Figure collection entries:
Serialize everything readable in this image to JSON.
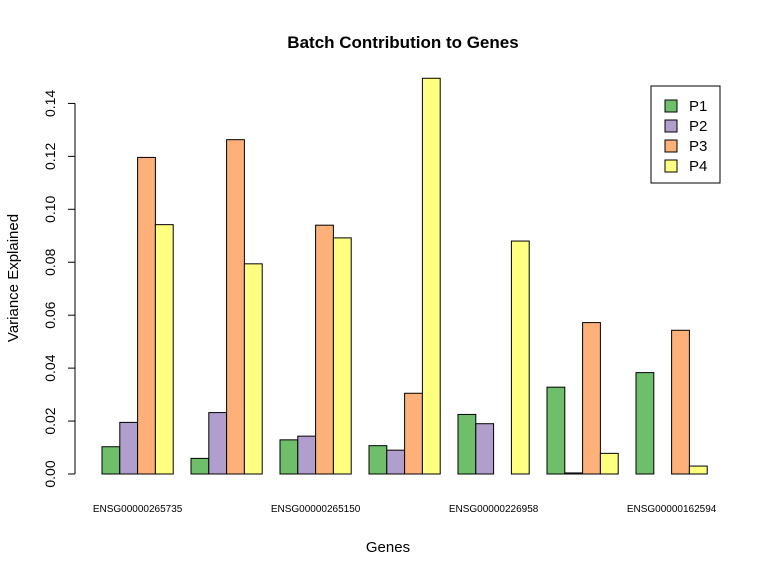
{
  "chart_data": {
    "type": "bar",
    "title": "Batch Contribution to Genes",
    "xlabel": "Genes",
    "ylabel": "Variance Explained",
    "ylim": [
      0,
      0.15
    ],
    "yticks": [
      "0.00",
      "0.02",
      "0.04",
      "0.06",
      "0.08",
      "0.10",
      "0.12",
      "0.14"
    ],
    "categories": [
      "ENSG00000265735",
      "",
      "ENSG00000265150",
      "",
      "ENSG00000226958",
      "",
      "ENSG00000162594"
    ],
    "series": [
      {
        "name": "P1",
        "color": "#6fbf6a",
        "values": [
          0.0103,
          0.0059,
          0.0129,
          0.0107,
          0.0225,
          0.0328,
          0.0383
        ]
      },
      {
        "name": "P2",
        "color": "#b09fcc",
        "values": [
          0.0195,
          0.0232,
          0.0143,
          0.009,
          0.019,
          0.0004,
          0.0
        ]
      },
      {
        "name": "P3",
        "color": "#fdb179",
        "values": [
          0.1196,
          0.1263,
          0.094,
          0.0305,
          0.0,
          0.0572,
          0.0543
        ]
      },
      {
        "name": "P4",
        "color": "#ffff80",
        "values": [
          0.0942,
          0.0794,
          0.0892,
          0.1495,
          0.088,
          0.0078,
          0.003
        ]
      }
    ],
    "grid": false,
    "legend_position": "top-right"
  }
}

- What to produce
All of the data above should be transcribed verbatim, with pictures omitted.

- Exercise output
Serialize everything readable in this image to JSON.
{
  "chart_data": {
    "type": "bar",
    "title": "Batch Contribution to Genes",
    "xlabel": "Genes",
    "ylabel": "Variance Explained",
    "ylim": [
      0,
      0.15
    ],
    "yticks": [
      "0.00",
      "0.02",
      "0.04",
      "0.06",
      "0.08",
      "0.10",
      "0.12",
      "0.14"
    ],
    "categories": [
      "ENSG00000265735",
      "",
      "ENSG00000265150",
      "",
      "ENSG00000226958",
      "",
      "ENSG00000162594"
    ],
    "series": [
      {
        "name": "P1",
        "color": "#6fbf6a",
        "values": [
          0.0103,
          0.0059,
          0.0129,
          0.0107,
          0.0225,
          0.0328,
          0.0383
        ]
      },
      {
        "name": "P2",
        "color": "#b09fcc",
        "values": [
          0.0195,
          0.0232,
          0.0143,
          0.009,
          0.019,
          0.0004,
          0.0
        ]
      },
      {
        "name": "P3",
        "color": "#fdb179",
        "values": [
          0.1196,
          0.1263,
          0.094,
          0.0305,
          0.0,
          0.0572,
          0.0543
        ]
      },
      {
        "name": "P4",
        "color": "#ffff80",
        "values": [
          0.0942,
          0.0794,
          0.0892,
          0.1495,
          0.088,
          0.0078,
          0.003
        ]
      }
    ],
    "grid": false,
    "legend_position": "top-right"
  }
}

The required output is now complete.